Stated task
Output all of the entries exactly as written.

Input for this task
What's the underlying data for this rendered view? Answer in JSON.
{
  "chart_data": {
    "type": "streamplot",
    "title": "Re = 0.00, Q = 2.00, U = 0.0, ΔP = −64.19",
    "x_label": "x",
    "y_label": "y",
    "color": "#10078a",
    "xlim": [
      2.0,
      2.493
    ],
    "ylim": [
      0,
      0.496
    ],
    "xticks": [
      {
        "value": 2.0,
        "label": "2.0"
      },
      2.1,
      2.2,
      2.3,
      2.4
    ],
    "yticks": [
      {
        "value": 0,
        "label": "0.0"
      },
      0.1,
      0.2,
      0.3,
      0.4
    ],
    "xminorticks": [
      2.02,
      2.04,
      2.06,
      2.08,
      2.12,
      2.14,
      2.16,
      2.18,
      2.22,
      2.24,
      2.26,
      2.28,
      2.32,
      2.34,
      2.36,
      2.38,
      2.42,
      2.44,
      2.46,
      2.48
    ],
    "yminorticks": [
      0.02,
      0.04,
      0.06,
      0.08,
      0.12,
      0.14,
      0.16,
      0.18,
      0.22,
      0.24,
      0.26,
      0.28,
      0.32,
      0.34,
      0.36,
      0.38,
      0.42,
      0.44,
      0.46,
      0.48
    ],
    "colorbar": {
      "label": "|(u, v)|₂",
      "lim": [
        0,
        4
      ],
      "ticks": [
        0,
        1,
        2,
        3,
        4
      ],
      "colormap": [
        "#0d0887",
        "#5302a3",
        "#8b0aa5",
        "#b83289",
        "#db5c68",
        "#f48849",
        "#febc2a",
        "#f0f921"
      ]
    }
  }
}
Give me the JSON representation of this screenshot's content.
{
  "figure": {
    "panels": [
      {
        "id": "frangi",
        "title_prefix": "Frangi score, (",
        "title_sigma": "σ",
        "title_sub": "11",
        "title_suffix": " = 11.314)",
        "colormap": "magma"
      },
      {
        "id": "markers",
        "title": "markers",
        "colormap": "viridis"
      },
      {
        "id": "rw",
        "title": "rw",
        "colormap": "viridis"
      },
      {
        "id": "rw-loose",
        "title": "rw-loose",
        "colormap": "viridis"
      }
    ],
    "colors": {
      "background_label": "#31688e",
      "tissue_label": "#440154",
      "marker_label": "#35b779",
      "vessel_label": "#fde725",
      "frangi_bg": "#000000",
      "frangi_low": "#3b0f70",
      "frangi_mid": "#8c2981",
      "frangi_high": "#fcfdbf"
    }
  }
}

Exercise output
What's the underlying data for this rendered view? Answer in JSON.
{
  "chart_data": {
    "type": "streamplot",
    "title": "Re = 0.00, Q = 2.00, U = 0.0, ΔP = −64.19",
    "x_label": "x",
    "y_label": "y",
    "color": "#10078a",
    "xlim": [
      2.0,
      2.493
    ],
    "ylim": [
      0,
      0.496
    ],
    "xticks": [
      {
        "value": 2.0,
        "label": "2.0"
      },
      2.1,
      2.2,
      2.3,
      2.4
    ],
    "yticks": [
      {
        "value": 0,
        "label": "0.0"
      },
      0.1,
      0.2,
      0.3,
      0.4
    ],
    "xminorticks": [
      2.02,
      2.04,
      2.06,
      2.08,
      2.12,
      2.14,
      2.16,
      2.18,
      2.22,
      2.24,
      2.26,
      2.28,
      2.32,
      2.34,
      2.36,
      2.38,
      2.42,
      2.44,
      2.46,
      2.48
    ],
    "yminorticks": [
      0.02,
      0.04,
      0.06,
      0.08,
      0.12,
      0.14,
      0.16,
      0.18,
      0.22,
      0.24,
      0.26,
      0.28,
      0.32,
      0.34,
      0.36,
      0.38,
      0.42,
      0.44,
      0.46,
      0.48
    ],
    "colorbar": {
      "label": "|(u, v)|₂",
      "lim": [
        0,
        4
      ],
      "ticks": [
        0,
        1,
        2,
        3,
        4
      ],
      "colormap": [
        "#0d0887",
        "#5302a3",
        "#8b0aa5",
        "#b83289",
        "#db5c68",
        "#f48849",
        "#febc2a",
        "#f0f921"
      ]
    }
  }
}
Give me the JSON representation of this screenshot's content.
{
  "figure": {
    "panels": [
      {
        "id": "frangi",
        "title_prefix": "Frangi score, (",
        "title_sigma": "σ",
        "title_sub": "11",
        "title_suffix": " = 11.314)",
        "colormap": "magma"
      },
      {
        "id": "markers",
        "title": "markers",
        "colormap": "viridis"
      },
      {
        "id": "rw",
        "title": "rw",
        "colormap": "viridis"
      },
      {
        "id": "rw-loose",
        "title": "rw-loose",
        "colormap": "viridis"
      }
    ],
    "colors": {
      "background_label": "#31688e",
      "tissue_label": "#440154",
      "marker_label": "#35b779",
      "vessel_label": "#fde725",
      "frangi_bg": "#000000",
      "frangi_low": "#3b0f70",
      "frangi_mid": "#8c2981",
      "frangi_high": "#fcfdbf"
    }
  }
}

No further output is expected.